▸ **Written request**:
Select lines where the word "projets" appears.

▸ **Records supplied**:

____

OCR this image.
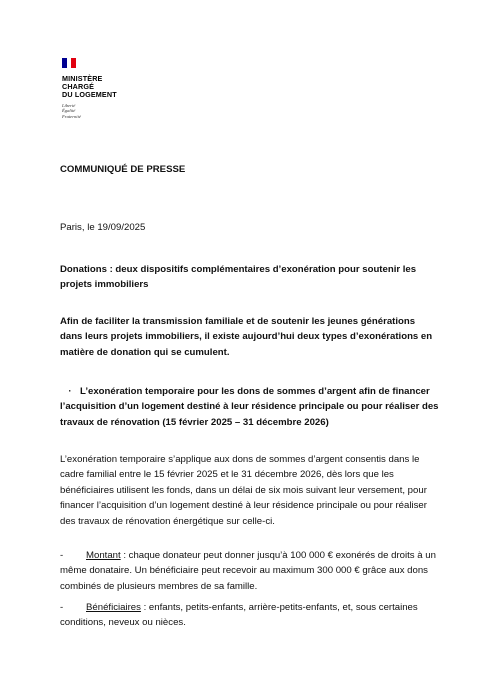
MINISTÈRE
CHARGÉ
DU LOGEMENT
Liberté
Égalité
Fraternité

COMMUNIQUÉ DE PRESSE

Paris, le 19/09/2025

Donations : deux dispositifs complémentaires d’exonération pour soutenir les projets immobiliers

Afin de faciliter la transmission familiale et de soutenir les jeunes générations dans leurs projets immobiliers, il existe aujourd’hui deux types d’exonérations en matière de donation qui se cumulent.

· L’exonération temporaire pour les dons de sommes d’argent afin de financer l’acquisition d’un logement destiné à leur résidence principale ou pour réaliser des travaux de rénovation (15 février 2025 – 31 décembre 2026)

L’exonération temporaire s’applique aux dons de sommes d’argent consentis dans le cadre familial entre le 15 février 2025 et le 31 décembre 2026, dès lors que les bénéficiaires utilisent les fonds, dans un délai de six mois suivant leur versement, pour financer l’acquisition d’un logement destiné à leur résidence principale ou pour réaliser des travaux de rénovation énergétique sur celle-ci.

- Montant : chaque donateur peut donner jusqu’à 100 000 € exonérés de droits à un même donataire. Un bénéficiaire peut recevoir au maximum 300 000 € grâce aux dons combinés de plusieurs membres de sa famille.
- Bénéficiaires : enfants, petits-enfants, arrière-petits-enfants, et, sous certaines conditions, neveux ou nièces.
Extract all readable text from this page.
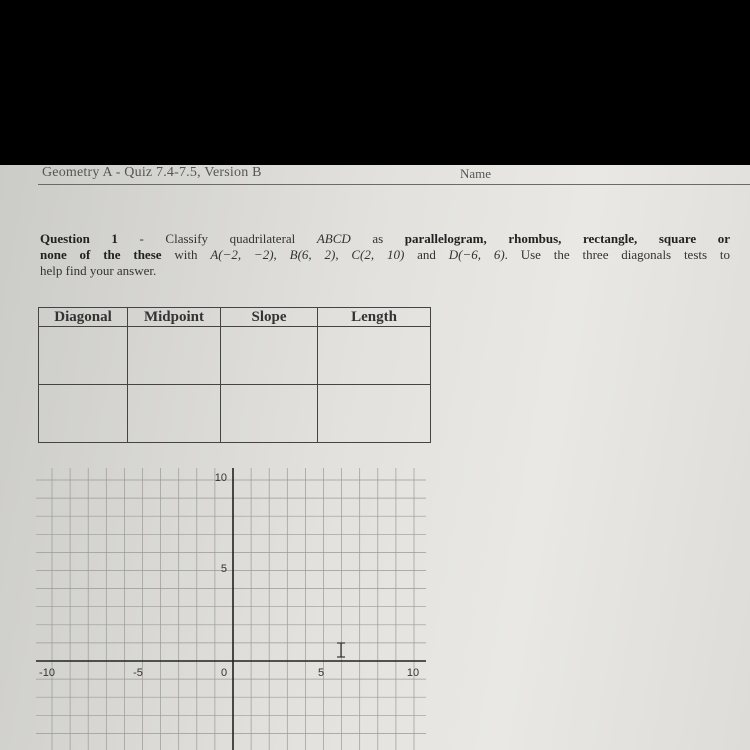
Geometry A - Quiz 7.4-7.5, Version B	Name
Question 1 - Classify quadrilateral ABCD as parallelogram, rhombus, rectangle, square or
none of the these with A(−2, −2), B(6, 2), C(2, 10) and D(−6, 6). Use the three diagonals tests to
help find your answer.
Diagonal	Midpoint	Slope	Length

-10	-5	0	5	10
10
5
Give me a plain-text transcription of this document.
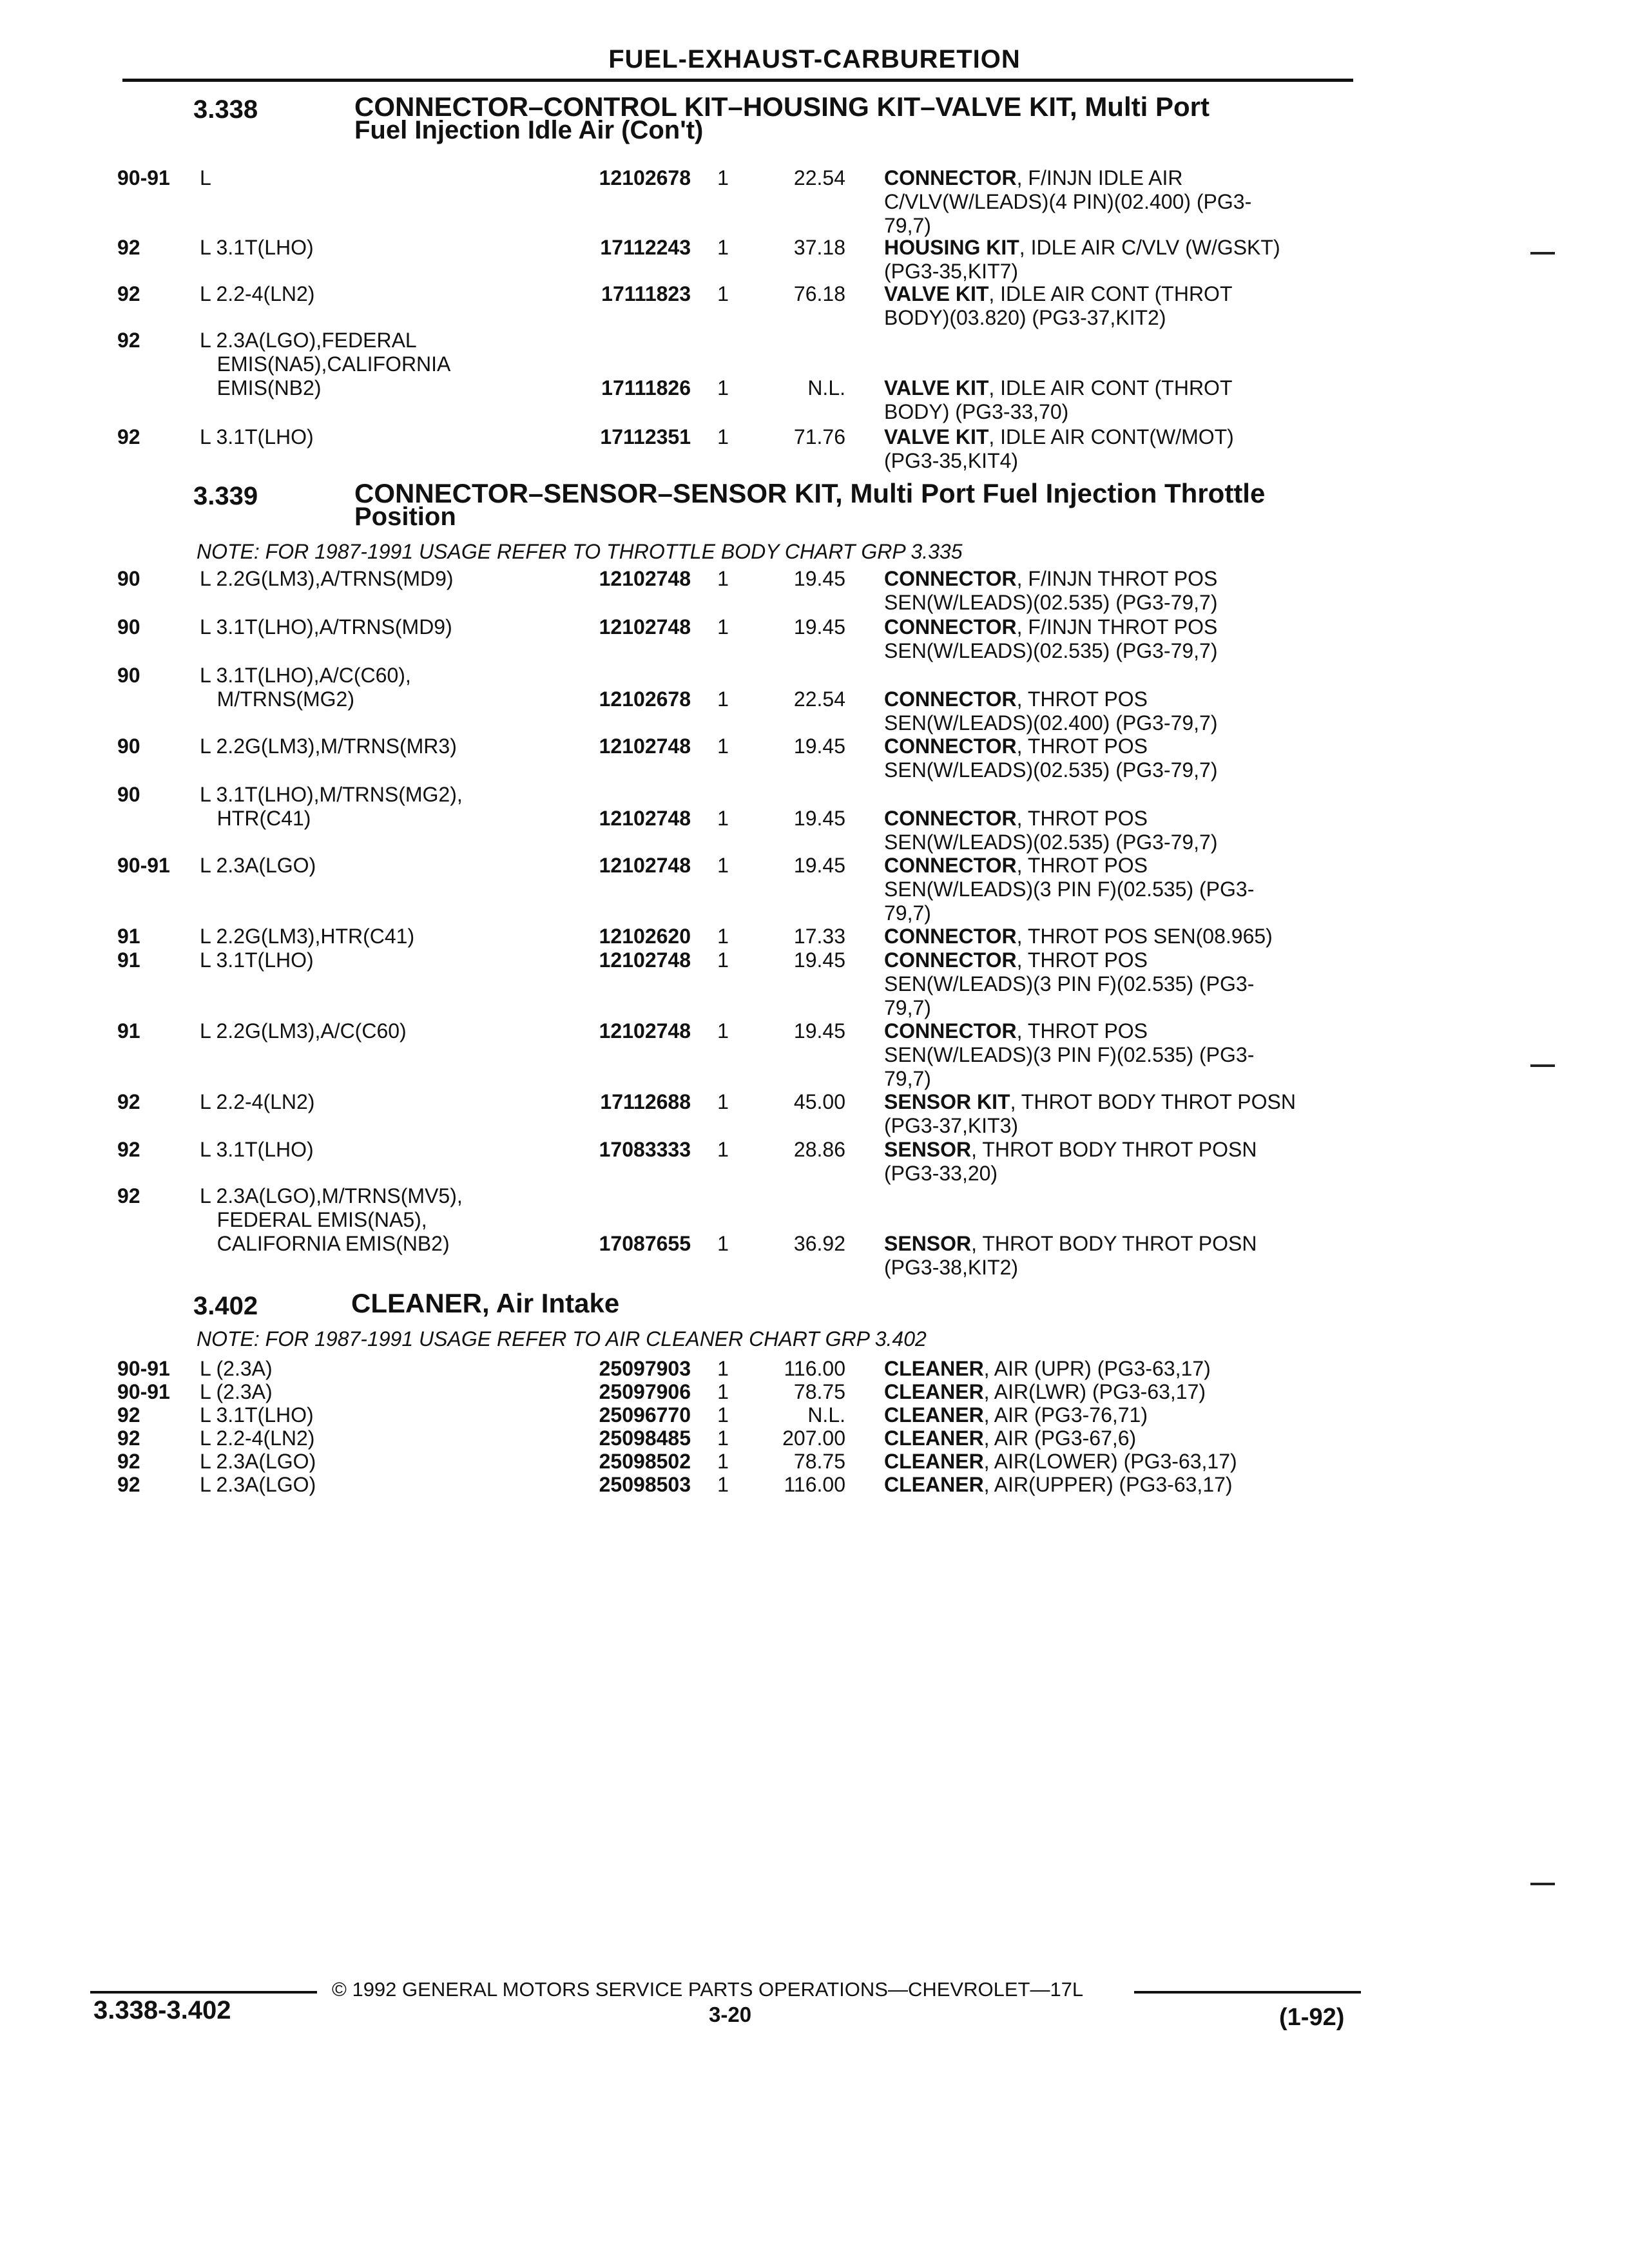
FUEL-EXHAUST-CARBURETION
3.338	CONNECTOR–CONTROL KIT–HOUSING KIT–VALVE KIT, Multi Port
Fuel Injection Idle Air (Con't)
90-91 L	12102678	1	22.54 CONNECTOR, F/INJN IDLE AIR
C/VLV(W/LEADS)(4 PIN)(02.400) (PG3-
79,7)
92	L 3.1T(LHO)	17112243	1	37.18 HOUSING KIT, IDLE AIR C/VLV (W/GSKT)
(PG3-35,KIT7)
92	L 2.2-4(LN2)	17111823	1	76.18 VALVE KIT, IDLE AIR CONT (THROT
BODY)(03.820) (PG3-37,KIT2)
92	L 2.3A(LGO),FEDERAL
EMIS(NA5),CALIFORNIA
EMIS(NB2)	17111826	1	N.L. VALVE KIT, IDLE AIR CONT (THROT
BODY) (PG3-33,70)
92	L 3.1T(LHO)	17112351	1	71.76 VALVE KIT, IDLE AIR CONT(W/MOT)
(PG3-35,KIT4)
3.339	CONNECTOR–SENSOR–SENSOR KIT, Multi Port Fuel Injection Throttle
Position
NOTE: FOR 1987-1991 USAGE REFER TO THROTTLE BODY CHART GRP 3.335
90	L 2.2G(LM3),A/TRNS(MD9)	12102748	1	19.45 CONNECTOR, F/INJN THROT POS
SEN(W/LEADS)(02.535) (PG3-79,7)
90	L 3.1T(LHO),A/TRNS(MD9)	12102748	1	19.45 CONNECTOR, F/INJN THROT POS
SEN(W/LEADS)(02.535) (PG3-79,7)
90	L 3.1T(LHO),A/C(C60),
M/TRNS(MG2)	12102678	1	22.54 CONNECTOR, THROT POS
SEN(W/LEADS)(02.400) (PG3-79,7)
90	L 2.2G(LM3),M/TRNS(MR3)	12102748	1	19.45 CONNECTOR, THROT POS
SEN(W/LEADS)(02.535) (PG3-79,7)
90	L 3.1T(LHO),M/TRNS(MG2),
HTR(C41)	12102748	1	19.45 CONNECTOR, THROT POS
SEN(W/LEADS)(02.535) (PG3-79,7)
90-91 L 2.3A(LGO)	12102748	1	19.45 CONNECTOR, THROT POS
SEN(W/LEADS)(3 PIN F)(02.535) (PG3-
79,7)
91	L 2.2G(LM3),HTR(C41)	12102620	1	17.33 CONNECTOR, THROT POS SEN(08.965)
91	L 3.1T(LHO)	12102748	1	19.45 CONNECTOR, THROT POS
SEN(W/LEADS)(3 PIN F)(02.535) (PG3-
79,7)
91	L 2.2G(LM3),A/C(C60)	12102748	1	19.45 CONNECTOR, THROT POS
SEN(W/LEADS)(3 PIN F)(02.535) (PG3-
79,7)
92	L 2.2-4(LN2)	17112688	1	45.00 SENSOR KIT, THROT BODY THROT POSN
(PG3-37,KIT3)
92	L 3.1T(LHO)	17083333	1	28.86 SENSOR, THROT BODY THROT POSN
(PG3-33,20)
92	L 2.3A(LGO),M/TRNS(MV5),
FEDERAL EMIS(NA5),
CALIFORNIA EMIS(NB2)	17087655	1	36.92 SENSOR, THROT BODY THROT POSN
(PG3-38,KIT2)
3.402	CLEANER, Air Intake
NOTE: FOR 1987-1991 USAGE REFER TO AIR CLEANER CHART GRP 3.402
90-91 L (2.3A)	25097903	1	116.00 CLEANER, AIR (UPR) (PG3-63,17)
90-91 L (2.3A)	25097906	1	78.75 CLEANER, AIR(LWR) (PG3-63,17)
92	L 3.1T(LHO)	25096770	1	N.L. CLEANER, AIR (PG3-76,71)
92	L 2.2-4(LN2)	25098485	1	207.00 CLEANER, AIR (PG3-67,6)
92	L 2.3A(LGO)	25098502	1	78.75 CLEANER, AIR(LOWER) (PG3-63,17)
92	L 2.3A(LGO)	25098503	1	116.00 CLEANER, AIR(UPPER) (PG3-63,17)
© 1992 GENERAL MOTORS SERVICE PARTS OPERATIONS—CHEVROLET—17L
3.338-3.402	3-20	(1-92)
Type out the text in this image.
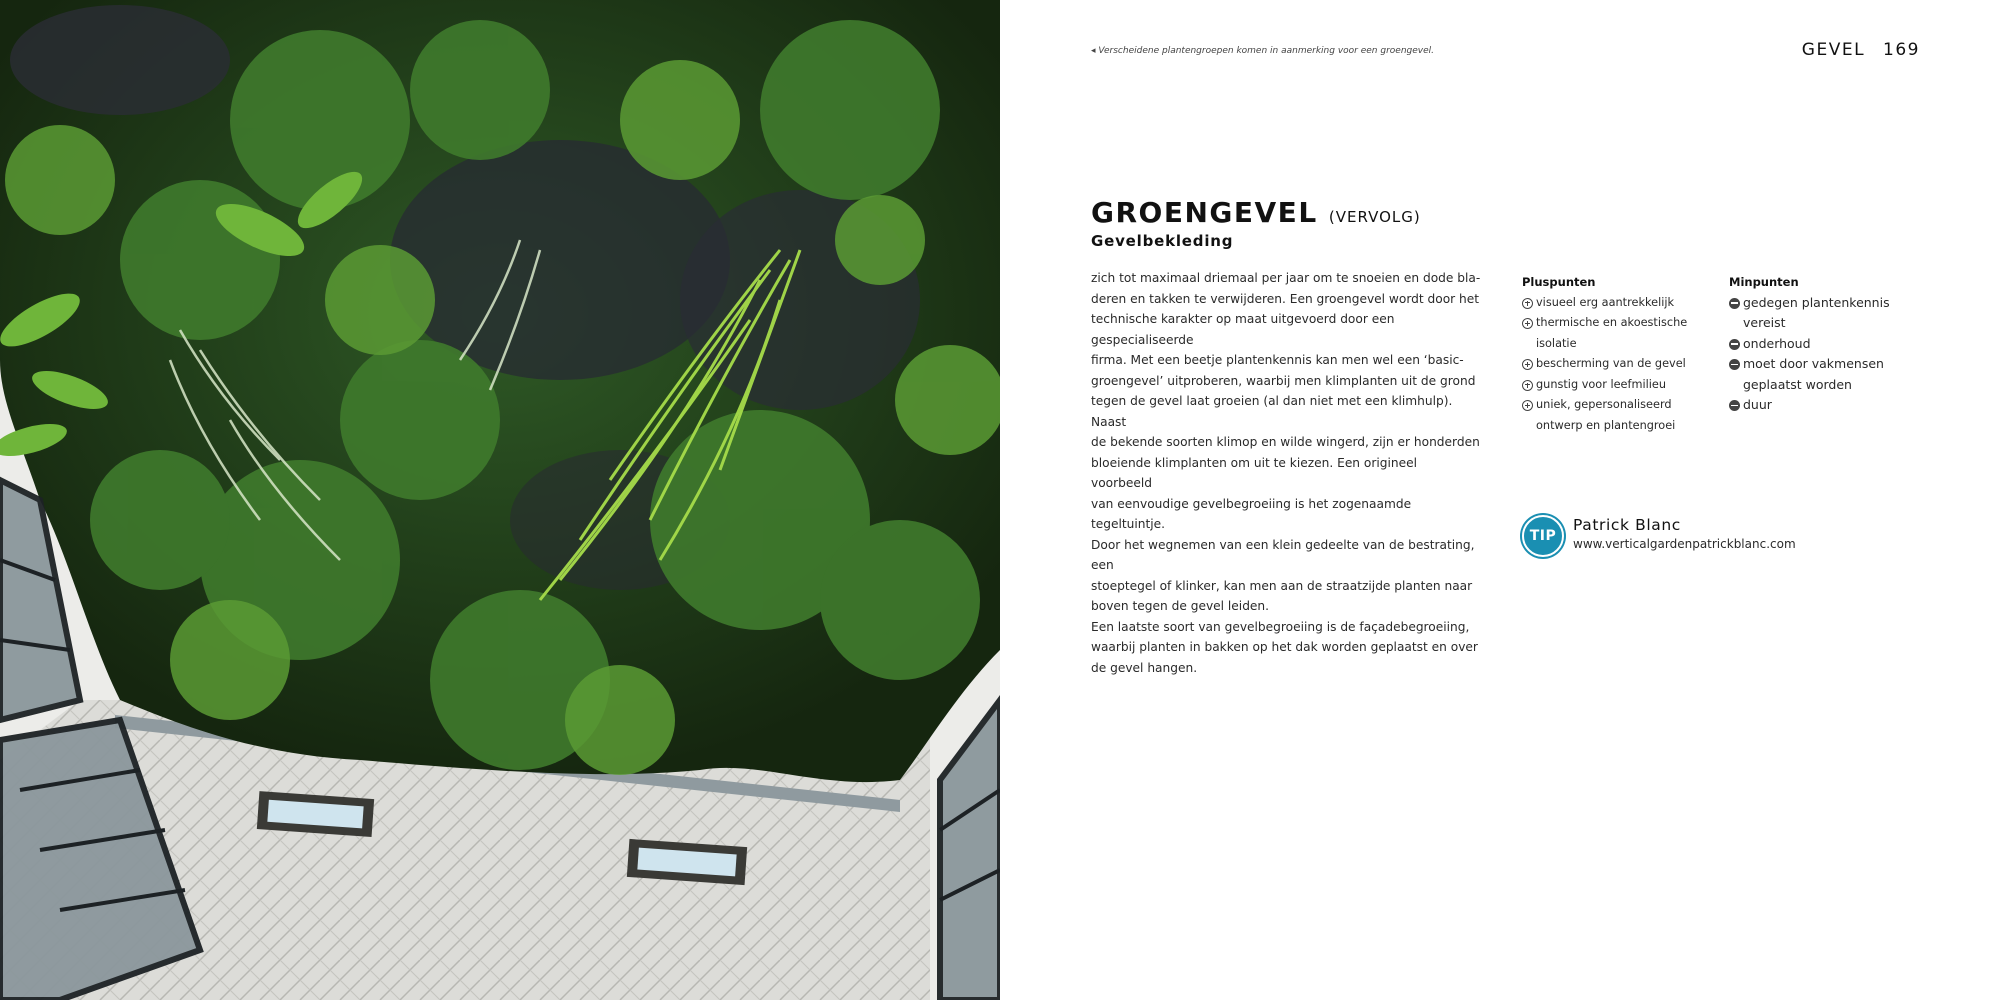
◂ Verscheidene plantengroepen komen in aanmerking voor een groengevel.	GEVEL 169
GROENGEVEL (VERVOLG)
Gevelbekleding

zich tot maximaal driemaal per jaar om te snoeien en dode bla-
deren en takken te verwijderen. Een groengevel wordt door het
technische karakter op maat uitgevoerd door een gespecialiseerde
firma. Met een beetje plantenkennis kan men wel een ‘basic-
groengevel’ uitproberen, waarbij men klimplanten uit de grond
tegen de gevel laat groeien (al dan niet met een klimhulp). Naast
de bekende soorten klimop en wilde wingerd, zijn er honderden
bloeiende klimplanten om uit te kiezen. Een origineel voorbeeld
van eenvoudige gevelbegroeiing is het zogenaamde tegeltuintje.
Door het wegnemen van een klein gedeelte van de bestrating, een
stoeptegel of klinker, kan men aan de straatzijde planten naar
boven tegen de gevel leiden.

Een laatste soort van gevelbegroeiing is de façadebegroeiing,
waarbij planten in bakken op het dak worden geplaatst en over
de gevel hangen.

Pluspunten
visueel erg aantrekkelijk
thermische en akoestische
isolatie
bescherming van de gevel
gunstig voor leefmilieu
uniek, gepersonaliseerd
ontwerp en plantengroei
Minpunten
gedegen plantenkennis
vereist
onderhoud
moet door vakmensen
geplaatst worden
duur
TIP
Patrick Blanc
www.verticalgardenpatrickblanc.com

____

▸ **Response**:
Donations : deux dispositifs complémentaires d’exonération pour soutenir les projets immobiliers
Afin de faciliter la transmission familiale et de soutenir les jeunes générations dans leurs projets immobiliers, il existe aujourd’hui deux types d’exonérations en matière de donation qui se cumulent.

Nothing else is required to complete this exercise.